Task brief:
Each entry below is to be printed verbatim.

Records for the exercise:
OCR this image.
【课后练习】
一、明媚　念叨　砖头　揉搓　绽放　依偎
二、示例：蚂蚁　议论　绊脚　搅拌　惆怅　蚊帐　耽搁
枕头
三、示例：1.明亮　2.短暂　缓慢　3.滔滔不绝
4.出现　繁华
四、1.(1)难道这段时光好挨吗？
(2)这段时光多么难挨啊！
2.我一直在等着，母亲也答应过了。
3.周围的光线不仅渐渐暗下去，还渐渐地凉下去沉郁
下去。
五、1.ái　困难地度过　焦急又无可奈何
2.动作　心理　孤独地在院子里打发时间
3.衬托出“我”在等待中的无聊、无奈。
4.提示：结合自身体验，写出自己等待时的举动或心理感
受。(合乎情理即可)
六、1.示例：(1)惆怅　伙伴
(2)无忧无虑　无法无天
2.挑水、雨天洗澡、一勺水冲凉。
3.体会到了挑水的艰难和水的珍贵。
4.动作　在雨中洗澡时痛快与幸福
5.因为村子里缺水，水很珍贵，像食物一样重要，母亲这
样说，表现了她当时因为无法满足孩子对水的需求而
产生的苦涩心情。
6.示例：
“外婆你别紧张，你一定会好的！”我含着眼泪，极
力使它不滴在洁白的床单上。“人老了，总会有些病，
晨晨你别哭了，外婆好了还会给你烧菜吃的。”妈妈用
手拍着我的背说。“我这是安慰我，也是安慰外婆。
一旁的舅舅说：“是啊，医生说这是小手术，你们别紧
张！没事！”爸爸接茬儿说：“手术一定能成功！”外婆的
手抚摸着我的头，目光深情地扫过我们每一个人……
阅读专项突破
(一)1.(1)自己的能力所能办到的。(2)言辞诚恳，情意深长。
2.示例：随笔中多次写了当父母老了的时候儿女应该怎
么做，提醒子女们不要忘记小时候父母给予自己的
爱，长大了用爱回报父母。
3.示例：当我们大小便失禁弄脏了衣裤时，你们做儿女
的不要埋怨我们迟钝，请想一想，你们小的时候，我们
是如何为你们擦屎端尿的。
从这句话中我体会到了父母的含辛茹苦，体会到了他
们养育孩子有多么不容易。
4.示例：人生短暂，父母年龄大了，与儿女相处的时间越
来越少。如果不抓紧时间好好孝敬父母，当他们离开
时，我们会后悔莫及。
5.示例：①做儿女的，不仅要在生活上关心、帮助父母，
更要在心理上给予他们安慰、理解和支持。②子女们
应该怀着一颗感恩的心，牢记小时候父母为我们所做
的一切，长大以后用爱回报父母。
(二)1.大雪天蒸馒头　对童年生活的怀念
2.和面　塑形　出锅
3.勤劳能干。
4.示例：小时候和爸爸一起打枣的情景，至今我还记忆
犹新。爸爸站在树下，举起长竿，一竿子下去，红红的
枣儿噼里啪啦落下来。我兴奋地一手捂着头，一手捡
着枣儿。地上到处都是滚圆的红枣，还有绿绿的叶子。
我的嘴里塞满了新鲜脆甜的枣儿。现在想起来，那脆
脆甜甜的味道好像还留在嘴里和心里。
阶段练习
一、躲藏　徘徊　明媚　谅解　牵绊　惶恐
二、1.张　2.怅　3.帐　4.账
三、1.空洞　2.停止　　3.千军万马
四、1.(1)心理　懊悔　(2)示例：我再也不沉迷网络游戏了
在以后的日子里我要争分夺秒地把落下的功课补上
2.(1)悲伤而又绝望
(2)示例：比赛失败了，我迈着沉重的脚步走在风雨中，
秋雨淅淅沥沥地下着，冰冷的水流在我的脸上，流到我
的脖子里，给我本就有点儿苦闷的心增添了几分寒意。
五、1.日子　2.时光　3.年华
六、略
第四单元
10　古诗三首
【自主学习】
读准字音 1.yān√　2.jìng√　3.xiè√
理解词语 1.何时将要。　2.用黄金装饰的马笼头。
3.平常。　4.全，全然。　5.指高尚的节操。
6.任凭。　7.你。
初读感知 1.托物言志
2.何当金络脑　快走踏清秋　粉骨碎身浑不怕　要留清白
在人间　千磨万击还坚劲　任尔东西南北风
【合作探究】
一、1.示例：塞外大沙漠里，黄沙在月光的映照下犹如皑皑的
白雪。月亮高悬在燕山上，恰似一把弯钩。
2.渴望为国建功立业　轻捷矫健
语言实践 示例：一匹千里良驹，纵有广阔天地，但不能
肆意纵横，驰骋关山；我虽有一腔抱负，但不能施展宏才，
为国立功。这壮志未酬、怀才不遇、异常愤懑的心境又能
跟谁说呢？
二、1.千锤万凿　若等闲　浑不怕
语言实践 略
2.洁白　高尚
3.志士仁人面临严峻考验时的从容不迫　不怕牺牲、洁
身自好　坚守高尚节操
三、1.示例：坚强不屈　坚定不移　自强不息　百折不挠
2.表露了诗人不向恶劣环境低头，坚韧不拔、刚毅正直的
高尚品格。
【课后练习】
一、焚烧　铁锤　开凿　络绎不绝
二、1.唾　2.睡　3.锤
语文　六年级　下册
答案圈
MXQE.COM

Final answer:
OCR this image.
【课后练习】
一、明媚　念叨　砖头　揉搓　绽放　依偎
二、示例：蚂蚁　议论　绊脚　搅拌　惆怅　蚊帐　耽搁
枕头
三、示例：1.明亮　2.短暂　缓慢　3.滔滔不绝
4.出现　繁华
四、1.(1)难道这段时光好挨吗？
(2)这段时光多么难挨啊！
2.我一直在等着，母亲也答应过了。
3.周围的光线不仅渐渐暗下去，还渐渐地凉下去沉郁
下去。
五、1.ái　困难地度过　焦急又无可奈何
2.动作　心理　孤独地在院子里打发时间
3.衬托出“我”在等待中的无聊、无奈。
4.提示：结合自身体验，写出自己等待时的举动或心理感
受。(合乎情理即可)
六、1.示例：(1)惆怅　伙伴
(2)无忧无虑　无法无天
2.挑水、雨天洗澡、一勺水冲凉。
3.体会到了挑水的艰难和水的珍贵。
4.动作　在雨中洗澡时痛快与幸福
5.因为村子里缺水，水很珍贵，像食物一样重要，母亲这
样说，表现了她当时因为无法满足孩子对水的需求而
产生的苦涩心情。
6.示例：
“外婆你别紧张，你一定会好的！”我含着眼泪，极
力使它不滴在洁白的床单上。“人老了，总会有些病，
晨晨你别哭了，外婆好了还会给你烧菜吃的。”妈妈用
手拍着我的背说。“我这是安慰我，也是安慰外婆。
一旁的舅舅说：“是啊，医生说这是小手术，你们别紧
张！没事！”爸爸接茬儿说：“手术一定能成功！”外婆的
手抚摸着我的头，目光深情地扫过我们每一个人……
阅读专项突破
(一)1.(1)自己的能力所能办到的。(2)言辞诚恳，情意深长。
2.示例：随笔中多次写了当父母老了的时候儿女应该怎
么做，提醒子女们不要忘记小时候父母给予自己的
爱，长大了用爱回报父母。
3.示例：当我们大小便失禁弄脏了衣裤时，你们做儿女
的不要埋怨我们迟钝，请想一想，你们小的时候，我们
是如何为你们擦屎端尿的。
从这句话中我体会到了父母的含辛茹苦，体会到了他
们养育孩子有多么不容易。
4.示例：人生短暂，父母年龄大了，与儿女相处的时间越
来越少。如果不抓紧时间好好孝敬父母，当他们离开
时，我们会后悔莫及。
5.示例：①做儿女的，不仅要在生活上关心、帮助父母，
更要在心理上给予他们安慰、理解和支持。②子女们
应该怀着一颗感恩的心，牢记小时候父母为我们所做
的一切，长大以后用爱回报父母。
(二)1.大雪天蒸馒头　对童年生活的怀念
2.和面　塑形　出锅
3.勤劳能干。
4.示例：小时候和爸爸一起打枣的情景，至今我还记忆
犹新。爸爸站在树下，举起长竿，一竿子下去，红红的
枣儿噼里啪啦落下来。我兴奋地一手捂着头，一手捡
着枣儿。地上到处都是滚圆的红枣，还有绿绿的叶子。
我的嘴里塞满了新鲜脆甜的枣儿。现在想起来，那脆
脆甜甜的味道好像还留在嘴里和心里。
阶段练习
一、躲藏　徘徊　明媚　谅解　牵绊　惶恐
二、1.张　2.怅　3.帐　4.账
三、1.空洞　2.停止　　3.千军万马
四、1.(1)心理　懊悔　(2)示例：我再也不沉迷网络游戏了
在以后的日子里我要争分夺秒地把落下的功课补上
2.(1)悲伤而又绝望
(2)示例：比赛失败了，我迈着沉重的脚步走在风雨中，
秋雨淅淅沥沥地下着，冰冷的水流在我的脸上，流到我
的脖子里，给我本就有点儿苦闷的心增添了几分寒意。
五、1.日子　2.时光　3.年华
六、略
第四单元
10　古诗三首
【自主学习】
读准字音 1.yān√　2.jìng√　3.xiè√
理解词语 1.何时将要。　2.用黄金装饰的马笼头。
3.平常。　4.全，全然。　5.指高尚的节操。
6.任凭。　7.你。
初读感知 1.托物言志
2.何当金络脑　快走踏清秋　粉骨碎身浑不怕　要留清白
在人间　千磨万击还坚劲　任尔东西南北风
【合作探究】
一、1.示例：塞外大沙漠里，黄沙在月光的映照下犹如皑皑的
白雪。月亮高悬在燕山上，恰似一把弯钩。
2.渴望为国建功立业　轻捷矫健
语言实践 示例：一匹千里良驹，纵有广阔天地，但不能
肆意纵横，驰骋关山；我虽有一腔抱负，但不能施展宏才，
为国立功。这壮志未酬、怀才不遇、异常愤懑的心境又能
跟谁说呢？
二、1.千锤万凿　若等闲　浑不怕
语言实践 略
2.洁白　高尚
3.志士仁人面临严峻考验时的从容不迫　不怕牺牲、洁
身自好　坚守高尚节操
三、1.示例：坚强不屈　坚定不移　自强不息　百折不挠
2.表露了诗人不向恶劣环境低头，坚韧不拔、刚毅正直的
高尚品格。
【课后练习】
一、焚烧　铁锤　开凿　络绎不绝
二、1.唾　2.睡　3.锤
语文　六年级　下册
答案圈
MXQE.COM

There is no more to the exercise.